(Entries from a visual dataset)
** BEGIN **

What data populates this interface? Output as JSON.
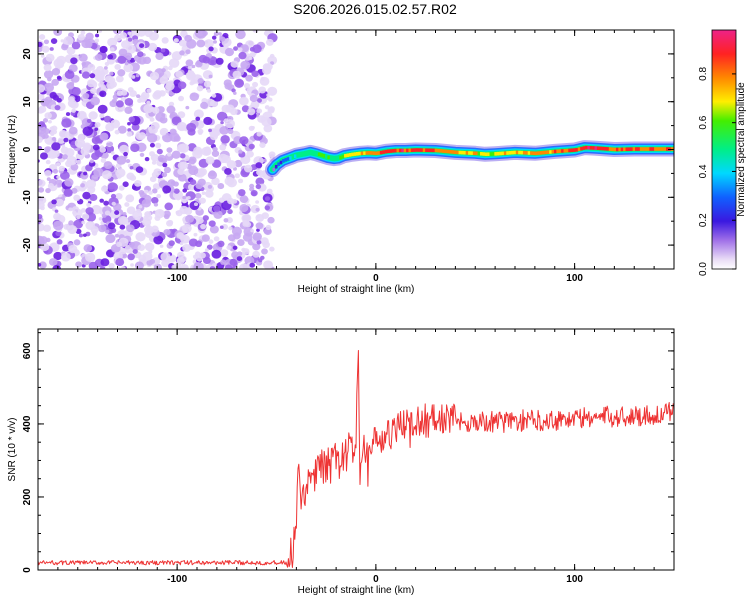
{
  "figure": {
    "title": "S206.2026.015.02.57.R02"
  },
  "chart_data": [
    {
      "type": "heatmap",
      "xlabel": "Height of straight line (km)",
      "ylabel": "Frequency (Hz)",
      "xlim": [
        -170,
        150
      ],
      "ylim": [
        -25,
        25
      ],
      "xticks": [
        -100,
        0,
        100
      ],
      "yticks": [
        -20,
        -10,
        0,
        10,
        20
      ],
      "noise_region_x": [
        -170,
        -52
      ],
      "ridge": {
        "x": [
          -52,
          -50,
          -47,
          -43,
          -40,
          -36,
          -33,
          -30,
          -27,
          -24,
          -21,
          -19,
          -16,
          -12,
          -8,
          -4,
          0,
          5,
          10,
          15,
          20,
          30,
          40,
          50,
          55,
          60,
          70,
          80,
          90,
          100,
          105,
          110,
          120,
          130,
          140,
          150
        ],
        "y": [
          -4.2,
          -3.2,
          -2.3,
          -1.7,
          -1.2,
          -0.9,
          -0.6,
          -0.9,
          -1.3,
          -1.7,
          -1.9,
          -1.8,
          -1.3,
          -1.0,
          -0.8,
          -0.7,
          -0.8,
          -0.4,
          -0.2,
          -0.2,
          -0.1,
          -0.2,
          -0.6,
          -0.8,
          -1.0,
          -0.9,
          -0.6,
          -0.8,
          -0.4,
          -0.1,
          0.4,
          0.3,
          0.0,
          0.1,
          0.1,
          0.1
        ],
        "strength": [
          0.15,
          0.25,
          0.35,
          0.45,
          0.55,
          0.6,
          0.55,
          0.6,
          0.65,
          0.6,
          0.5,
          0.6,
          0.7,
          0.75,
          0.8,
          0.85,
          0.9,
          0.92,
          0.95,
          0.95,
          0.93,
          0.9,
          0.85,
          0.75,
          0.7,
          0.72,
          0.78,
          0.8,
          0.85,
          0.9,
          0.95,
          0.95,
          0.93,
          0.92,
          0.9,
          0.9
        ]
      },
      "colorbar": {
        "label": "Normalized spectral amplitude",
        "ticks": [
          "0.0",
          "0.2",
          "0.4",
          "0.6",
          "0.8"
        ],
        "tick_values": [
          0.0,
          0.2,
          0.4,
          0.6,
          0.8
        ],
        "range": [
          0,
          0.98
        ]
      }
    },
    {
      "type": "line",
      "xlabel": "Height of straight line (km)",
      "ylabel": "SNR (10 * v/v)",
      "xlim": [
        -170,
        150
      ],
      "ylim": [
        0,
        660
      ],
      "xticks": [
        -100,
        0,
        100
      ],
      "yticks": [
        0,
        200,
        400,
        600
      ],
      "color": "#ee3333",
      "series": [
        {
          "x": [
            -170,
            -60,
            -45,
            -42,
            -40,
            -39,
            -38,
            -37,
            -36,
            -35,
            -33,
            -31,
            -28,
            -25,
            -23,
            -20,
            -18,
            -15,
            -12,
            -10,
            -9,
            -8,
            -7,
            -6,
            -5,
            -3,
            0,
            5,
            10,
            15,
            20,
            25,
            30,
            35,
            40,
            50,
            60,
            70,
            80,
            90,
            100,
            110,
            120,
            130,
            140,
            150
          ],
          "y": [
            20,
            20,
            20,
            40,
            120,
            300,
            160,
            200,
            180,
            250,
            230,
            260,
            270,
            290,
            280,
            300,
            300,
            320,
            330,
            340,
            640,
            200,
            300,
            320,
            330,
            340,
            350,
            360,
            380,
            395,
            405,
            410,
            410,
            415,
            410,
            405,
            405,
            408,
            410,
            412,
            415,
            418,
            420,
            422,
            425,
            430
          ]
        }
      ]
    }
  ]
}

** END **

*Written task*
Each record above should come back exactly the same, only without its pictures.

*Solution to the problem*
What data populates this interface? Output as JSON.
{
  "figure": {
    "title": "S206.2026.015.02.57.R02"
  },
  "chart_data": [
    {
      "type": "heatmap",
      "xlabel": "Height of straight line (km)",
      "ylabel": "Frequency (Hz)",
      "xlim": [
        -170,
        150
      ],
      "ylim": [
        -25,
        25
      ],
      "xticks": [
        -100,
        0,
        100
      ],
      "yticks": [
        -20,
        -10,
        0,
        10,
        20
      ],
      "noise_region_x": [
        -170,
        -52
      ],
      "ridge": {
        "x": [
          -52,
          -50,
          -47,
          -43,
          -40,
          -36,
          -33,
          -30,
          -27,
          -24,
          -21,
          -19,
          -16,
          -12,
          -8,
          -4,
          0,
          5,
          10,
          15,
          20,
          30,
          40,
          50,
          55,
          60,
          70,
          80,
          90,
          100,
          105,
          110,
          120,
          130,
          140,
          150
        ],
        "y": [
          -4.2,
          -3.2,
          -2.3,
          -1.7,
          -1.2,
          -0.9,
          -0.6,
          -0.9,
          -1.3,
          -1.7,
          -1.9,
          -1.8,
          -1.3,
          -1.0,
          -0.8,
          -0.7,
          -0.8,
          -0.4,
          -0.2,
          -0.2,
          -0.1,
          -0.2,
          -0.6,
          -0.8,
          -1.0,
          -0.9,
          -0.6,
          -0.8,
          -0.4,
          -0.1,
          0.4,
          0.3,
          0.0,
          0.1,
          0.1,
          0.1
        ],
        "strength": [
          0.15,
          0.25,
          0.35,
          0.45,
          0.55,
          0.6,
          0.55,
          0.6,
          0.65,
          0.6,
          0.5,
          0.6,
          0.7,
          0.75,
          0.8,
          0.85,
          0.9,
          0.92,
          0.95,
          0.95,
          0.93,
          0.9,
          0.85,
          0.75,
          0.7,
          0.72,
          0.78,
          0.8,
          0.85,
          0.9,
          0.95,
          0.95,
          0.93,
          0.92,
          0.9,
          0.9
        ]
      },
      "colorbar": {
        "label": "Normalized spectral amplitude",
        "ticks": [
          "0.0",
          "0.2",
          "0.4",
          "0.6",
          "0.8"
        ],
        "tick_values": [
          0.0,
          0.2,
          0.4,
          0.6,
          0.8
        ],
        "range": [
          0,
          0.98
        ]
      }
    },
    {
      "type": "line",
      "xlabel": "Height of straight line (km)",
      "ylabel": "SNR (10 * v/v)",
      "xlim": [
        -170,
        150
      ],
      "ylim": [
        0,
        660
      ],
      "xticks": [
        -100,
        0,
        100
      ],
      "yticks": [
        0,
        200,
        400,
        600
      ],
      "color": "#ee3333",
      "series": [
        {
          "x": [
            -170,
            -60,
            -45,
            -42,
            -40,
            -39,
            -38,
            -37,
            -36,
            -35,
            -33,
            -31,
            -28,
            -25,
            -23,
            -20,
            -18,
            -15,
            -12,
            -10,
            -9,
            -8,
            -7,
            -6,
            -5,
            -3,
            0,
            5,
            10,
            15,
            20,
            25,
            30,
            35,
            40,
            50,
            60,
            70,
            80,
            90,
            100,
            110,
            120,
            130,
            140,
            150
          ],
          "y": [
            20,
            20,
            20,
            40,
            120,
            300,
            160,
            200,
            180,
            250,
            230,
            260,
            270,
            290,
            280,
            300,
            300,
            320,
            330,
            340,
            640,
            200,
            300,
            320,
            330,
            340,
            350,
            360,
            380,
            395,
            405,
            410,
            410,
            415,
            410,
            405,
            405,
            408,
            410,
            412,
            415,
            418,
            420,
            422,
            425,
            430
          ]
        }
      ]
    }
  ]
}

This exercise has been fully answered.